[Stored dataset items]
---
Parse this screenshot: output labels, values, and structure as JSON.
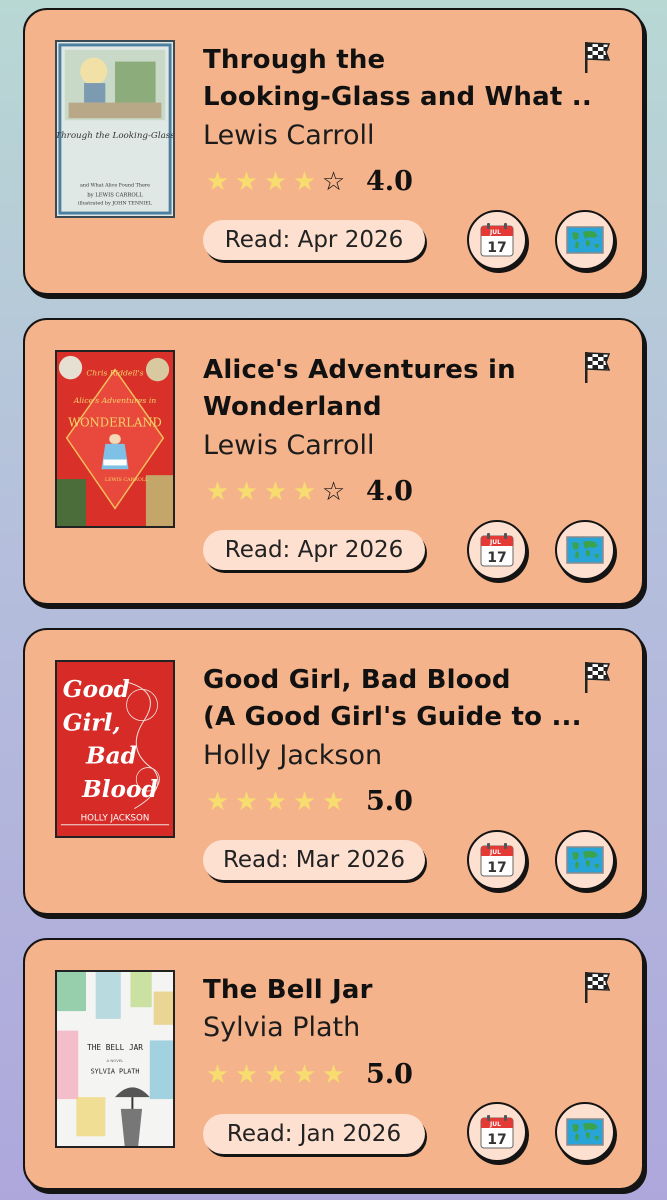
{
  "books": [
    {
      "title_lines": [
        "Through the",
        "Looking-Glass and What ..."
      ],
      "author": "Lewis Carroll",
      "stars": [
        1,
        1,
        1,
        1,
        0
      ],
      "rating": "4.0",
      "read": "Read: Apr 2026",
      "calendar_month": "JUL",
      "calendar_day": "17",
      "cover": {
        "title": "Through the Looking-Glass",
        "text_top": "Through the Looking-Glass",
        "text_bottom": "and What Alice Found There",
        "author": "by LEWIS CARROLL",
        "illustrator": "illustrated by JOHN TENNIEL"
      }
    },
    {
      "title_lines": [
        "Alice's Adventures in",
        "Wonderland"
      ],
      "author": "Lewis Carroll",
      "stars": [
        1,
        1,
        1,
        1,
        0
      ],
      "rating": "4.0",
      "read": "Read: Apr 2026",
      "calendar_month": "JUL",
      "calendar_day": "17",
      "cover": {
        "top": "Chris Riddell's",
        "title": "Alice's Adventures in",
        "title2": "WONDERLAND",
        "author": "LEWIS CARROLL"
      }
    },
    {
      "title_lines": [
        "Good Girl, Bad Blood",
        "(A Good Girl's Guide to ..."
      ],
      "author": "Holly Jackson",
      "stars": [
        1,
        1,
        1,
        1,
        1
      ],
      "rating": "5.0",
      "read": "Read: Mar 2026",
      "calendar_month": "JUL",
      "calendar_day": "17",
      "cover": {
        "w1": "Good",
        "w2": "Girl,",
        "w3": "Bad",
        "w4": "Blood",
        "author": "HOLLY JACKSON"
      }
    },
    {
      "title_lines": [
        "The Bell Jar"
      ],
      "author": "Sylvia Plath",
      "stars": [
        1,
        1,
        1,
        1,
        1
      ],
      "rating": "5.0",
      "read": "Read: Jan 2026",
      "calendar_month": "JUL",
      "calendar_day": "17",
      "cover": {
        "title": "THE BELL JAR",
        "sub": "A NOVEL",
        "author": "SYLVIA PLATH"
      }
    }
  ],
  "icons": {
    "flag": "checkered-flag-icon",
    "calendar": "calendar-icon",
    "map": "world-map-icon"
  },
  "colors": {
    "card": "#f4b38b",
    "pill": "#fde0d0",
    "star": "#f7dc6f"
  }
}
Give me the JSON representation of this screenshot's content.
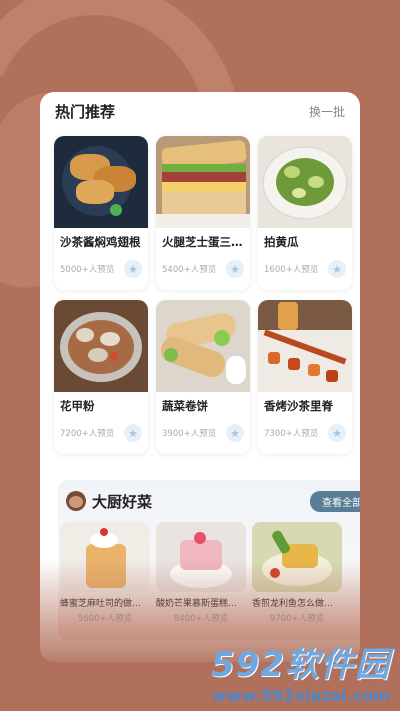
{
  "hot": {
    "title": "热门推荐",
    "refresh_label": "换一批",
    "items": [
      {
        "name": "沙茶酱焖鸡翅根",
        "views": "5000+人预览",
        "icon": "star-icon"
      },
      {
        "name": "火腿芝士蛋三…",
        "views": "5400+人预览",
        "icon": "star-icon"
      },
      {
        "name": "拍黄瓜",
        "views": "1600+人预览",
        "icon": "star-icon"
      },
      {
        "name": "花甲粉",
        "views": "7200+人预览",
        "icon": "star-icon"
      },
      {
        "name": "蔬菜卷饼",
        "views": "3900+人预览",
        "icon": "star-icon"
      },
      {
        "name": "香烤沙茶里脊",
        "views": "7300+人预览",
        "icon": "star-icon"
      }
    ]
  },
  "chef": {
    "title": "大厨好菜",
    "see_all_label": "查看全部",
    "items": [
      {
        "name": "蜂蜜芝麻吐司的做…",
        "views": "5600+人预览"
      },
      {
        "name": "酸奶芒果慕斯蛋糕…",
        "views": "8400+人预览"
      },
      {
        "name": "香煎龙利鱼怎么做…",
        "views": "9700+人预览"
      }
    ]
  },
  "watermark": {
    "brand": "592软件园",
    "url": "www.592xiazai.com"
  },
  "colors": {
    "background": "#b0705c",
    "accent_button": "#5a7c96",
    "fav_bg": "#e6f0f8"
  }
}
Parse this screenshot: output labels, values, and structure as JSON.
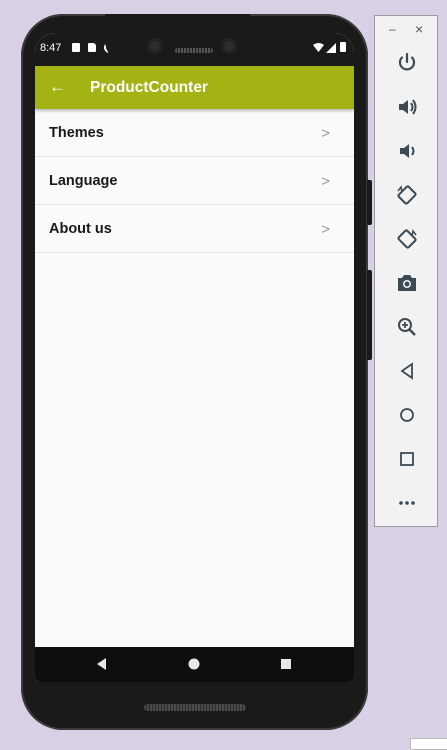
{
  "status_bar": {
    "time": "8:47"
  },
  "app_bar": {
    "back_glyph": "←",
    "title": "ProductCounter"
  },
  "settings": {
    "items": [
      {
        "label": "Themes",
        "chevron": ">"
      },
      {
        "label": "Language",
        "chevron": ">"
      },
      {
        "label": "About us",
        "chevron": ">"
      }
    ]
  },
  "emulator_toolbar": {
    "minimize_glyph": "–",
    "close_glyph": "×",
    "buttons": [
      "power-icon",
      "volume-up-icon",
      "volume-down-icon",
      "rotate-left-icon",
      "rotate-right-icon",
      "camera-icon",
      "zoom-icon",
      "back-icon",
      "home-icon",
      "overview-icon",
      "more-icon"
    ]
  },
  "colors": {
    "accent": "#a4b214",
    "background": "#d9d0e6"
  }
}
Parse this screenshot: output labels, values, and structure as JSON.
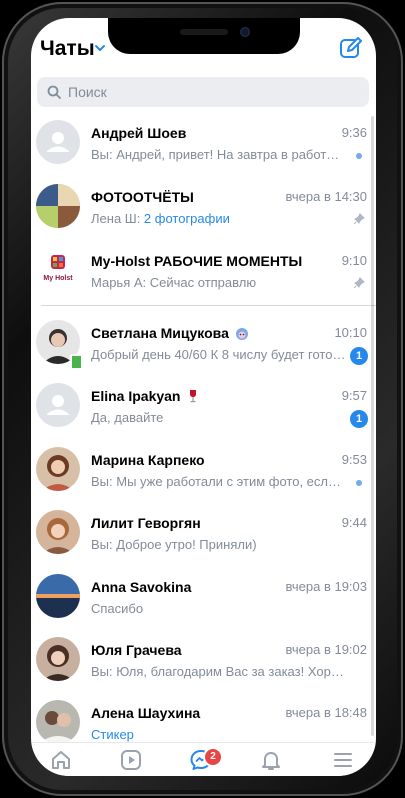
{
  "header": {
    "title": "Чаты"
  },
  "search": {
    "placeholder": "Поиск"
  },
  "chats": [
    {
      "name": "Андрей Шоев",
      "time": "9:36",
      "preview": "Вы: Андрей, привет! На завтра в работе Б…",
      "indicator": "unread-dot"
    },
    {
      "name": "ФОТООТЧЁТЫ",
      "time": "вчера в 14:30",
      "preview_prefix": "Лена Ш: ",
      "preview_accent": "2 фотографии",
      "indicator": "pinned"
    },
    {
      "name": "My-Holst РАБОЧИЕ МОМЕНТЫ",
      "time": "9:10",
      "preview": "Марья А: Сейчас отправлю",
      "indicator": "pinned"
    },
    {
      "name": "Светлана Мицукова",
      "time": "10:10",
      "preview": "Добрый день 40/60  К 8 числу будет гото…",
      "badge": "1",
      "emoji": "hedgehog-emoji"
    },
    {
      "name": "Elina Ipakyan",
      "time": "9:57",
      "preview": "Да, давайте",
      "badge": "1",
      "emoji": "wine-glass-emoji"
    },
    {
      "name": "Марина Карпеко",
      "time": "9:53",
      "preview": "Вы: Мы уже работали с этим фото, если м…",
      "indicator": "unread-dot"
    },
    {
      "name": "Лилит Геворгян",
      "time": "9:44",
      "preview": "Вы: Доброе утро! Приняли)"
    },
    {
      "name": "Anna Savokina",
      "time": "вчера в 19:03",
      "preview": "Спасибо"
    },
    {
      "name": "Юля Грачева",
      "time": "вчера в 19:02",
      "preview": "Вы: Юля, благодарим Вас за заказ! Хорошег…"
    },
    {
      "name": "Алена Шаухина",
      "time": "вчера в 18:48",
      "preview": "Стикер"
    }
  ],
  "tabbar": {
    "messages_badge": "2"
  },
  "colors": {
    "accent": "#2688eb",
    "secondary_text": "#818c99",
    "badge": "#2688eb",
    "alert": "#e64646"
  }
}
---
TASK STATEMENT:
Above are records with pictures; repeat the records exactly and leave the pictures out.

WRITTEN RESPONSE:
Parse this screenshot: output labels, values, and structure as JSON.
{
  "books": [
    {
      "title_lines": [
        "Through the",
        "Looking-Glass and What ..."
      ],
      "author": "Lewis Carroll",
      "stars": [
        1,
        1,
        1,
        1,
        0
      ],
      "rating": "4.0",
      "read": "Read: Apr 2026",
      "calendar_month": "JUL",
      "calendar_day": "17",
      "cover": {
        "title": "Through the Looking-Glass",
        "text_top": "Through the Looking-Glass",
        "text_bottom": "and What Alice Found There",
        "author": "by LEWIS CARROLL",
        "illustrator": "illustrated by JOHN TENNIEL"
      }
    },
    {
      "title_lines": [
        "Alice's Adventures in",
        "Wonderland"
      ],
      "author": "Lewis Carroll",
      "stars": [
        1,
        1,
        1,
        1,
        0
      ],
      "rating": "4.0",
      "read": "Read: Apr 2026",
      "calendar_month": "JUL",
      "calendar_day": "17",
      "cover": {
        "top": "Chris Riddell's",
        "title": "Alice's Adventures in",
        "title2": "WONDERLAND",
        "author": "LEWIS CARROLL"
      }
    },
    {
      "title_lines": [
        "Good Girl, Bad Blood",
        "(A Good Girl's Guide to ..."
      ],
      "author": "Holly Jackson",
      "stars": [
        1,
        1,
        1,
        1,
        1
      ],
      "rating": "5.0",
      "read": "Read: Mar 2026",
      "calendar_month": "JUL",
      "calendar_day": "17",
      "cover": {
        "w1": "Good",
        "w2": "Girl,",
        "w3": "Bad",
        "w4": "Blood",
        "author": "HOLLY JACKSON"
      }
    },
    {
      "title_lines": [
        "The Bell Jar"
      ],
      "author": "Sylvia Plath",
      "stars": [
        1,
        1,
        1,
        1,
        1
      ],
      "rating": "5.0",
      "read": "Read: Jan 2026",
      "calendar_month": "JUL",
      "calendar_day": "17",
      "cover": {
        "title": "THE BELL JAR",
        "sub": "A NOVEL",
        "author": "SYLVIA PLATH"
      }
    }
  ],
  "icons": {
    "flag": "checkered-flag-icon",
    "calendar": "calendar-icon",
    "map": "world-map-icon"
  },
  "colors": {
    "card": "#f4b38b",
    "pill": "#fde0d0",
    "star": "#f7dc6f"
  }
}
Give me the JSON representation of this screenshot's content.
{
  "hot": {
    "title": "热门推荐",
    "refresh_label": "换一批",
    "items": [
      {
        "name": "沙茶酱焖鸡翅根",
        "views": "5000+人预览",
        "icon": "star-icon"
      },
      {
        "name": "火腿芝士蛋三…",
        "views": "5400+人预览",
        "icon": "star-icon"
      },
      {
        "name": "拍黄瓜",
        "views": "1600+人预览",
        "icon": "star-icon"
      },
      {
        "name": "花甲粉",
        "views": "7200+人预览",
        "icon": "star-icon"
      },
      {
        "name": "蔬菜卷饼",
        "views": "3900+人预览",
        "icon": "star-icon"
      },
      {
        "name": "香烤沙茶里脊",
        "views": "7300+人预览",
        "icon": "star-icon"
      }
    ]
  },
  "chef": {
    "title": "大厨好菜",
    "see_all_label": "查看全部",
    "items": [
      {
        "name": "蜂蜜芝麻吐司的做…",
        "views": "5600+人预览"
      },
      {
        "name": "酸奶芒果慕斯蛋糕…",
        "views": "8400+人预览"
      },
      {
        "name": "香煎龙利鱼怎么做…",
        "views": "9700+人预览"
      }
    ]
  },
  "watermark": {
    "brand": "592软件园",
    "url": "www.592xiazai.com"
  },
  "colors": {
    "background": "#b0705c",
    "accent_button": "#5a7c96",
    "fav_bg": "#e6f0f8"
  }
}
Parse this screenshot: output labels, values, and structure as JSON.
{
  "status_bar": {
    "time": "8:47"
  },
  "app_bar": {
    "back_glyph": "←",
    "title": "ProductCounter"
  },
  "settings": {
    "items": [
      {
        "label": "Themes",
        "chevron": ">"
      },
      {
        "label": "Language",
        "chevron": ">"
      },
      {
        "label": "About us",
        "chevron": ">"
      }
    ]
  },
  "emulator_toolbar": {
    "minimize_glyph": "–",
    "close_glyph": "×",
    "buttons": [
      "power-icon",
      "volume-up-icon",
      "volume-down-icon",
      "rotate-left-icon",
      "rotate-right-icon",
      "camera-icon",
      "zoom-icon",
      "back-icon",
      "home-icon",
      "overview-icon",
      "more-icon"
    ]
  },
  "colors": {
    "accent": "#a4b214",
    "background": "#d9d0e6"
  }
}
Parse this screenshot: output labels, values, and structure as JSON.
{
  "header": {
    "title": "Чаты"
  },
  "search": {
    "placeholder": "Поиск"
  },
  "chats": [
    {
      "name": "Андрей Шоев",
      "time": "9:36",
      "preview": "Вы: Андрей, привет! На завтра в работе Б…",
      "indicator": "unread-dot"
    },
    {
      "name": "ФОТООТЧЁТЫ",
      "time": "вчера в 14:30",
      "preview_prefix": "Лена Ш: ",
      "preview_accent": "2 фотографии",
      "indicator": "pinned"
    },
    {
      "name": "My-Holst РАБОЧИЕ МОМЕНТЫ",
      "time": "9:10",
      "preview": "Марья А: Сейчас отправлю",
      "indicator": "pinned"
    },
    {
      "name": "Светлана Мицукова",
      "time": "10:10",
      "preview": "Добрый день 40/60  К 8 числу будет гото…",
      "badge": "1",
      "emoji": "hedgehog-emoji"
    },
    {
      "name": "Elina Ipakyan",
      "time": "9:57",
      "preview": "Да, давайте",
      "badge": "1",
      "emoji": "wine-glass-emoji"
    },
    {
      "name": "Марина Карпеко",
      "time": "9:53",
      "preview": "Вы: Мы уже работали с этим фото, если м…",
      "indicator": "unread-dot"
    },
    {
      "name": "Лилит Геворгян",
      "time": "9:44",
      "preview": "Вы: Доброе утро! Приняли)"
    },
    {
      "name": "Anna Savokina",
      "time": "вчера в 19:03",
      "preview": "Спасибо"
    },
    {
      "name": "Юля Грачева",
      "time": "вчера в 19:02",
      "preview": "Вы: Юля, благодарим Вас за заказ! Хорошег…"
    },
    {
      "name": "Алена Шаухина",
      "time": "вчера в 18:48",
      "preview": "Стикер"
    }
  ],
  "tabbar": {
    "messages_badge": "2"
  },
  "colors": {
    "accent": "#2688eb",
    "secondary_text": "#818c99",
    "badge": "#2688eb",
    "alert": "#e64646"
  }
}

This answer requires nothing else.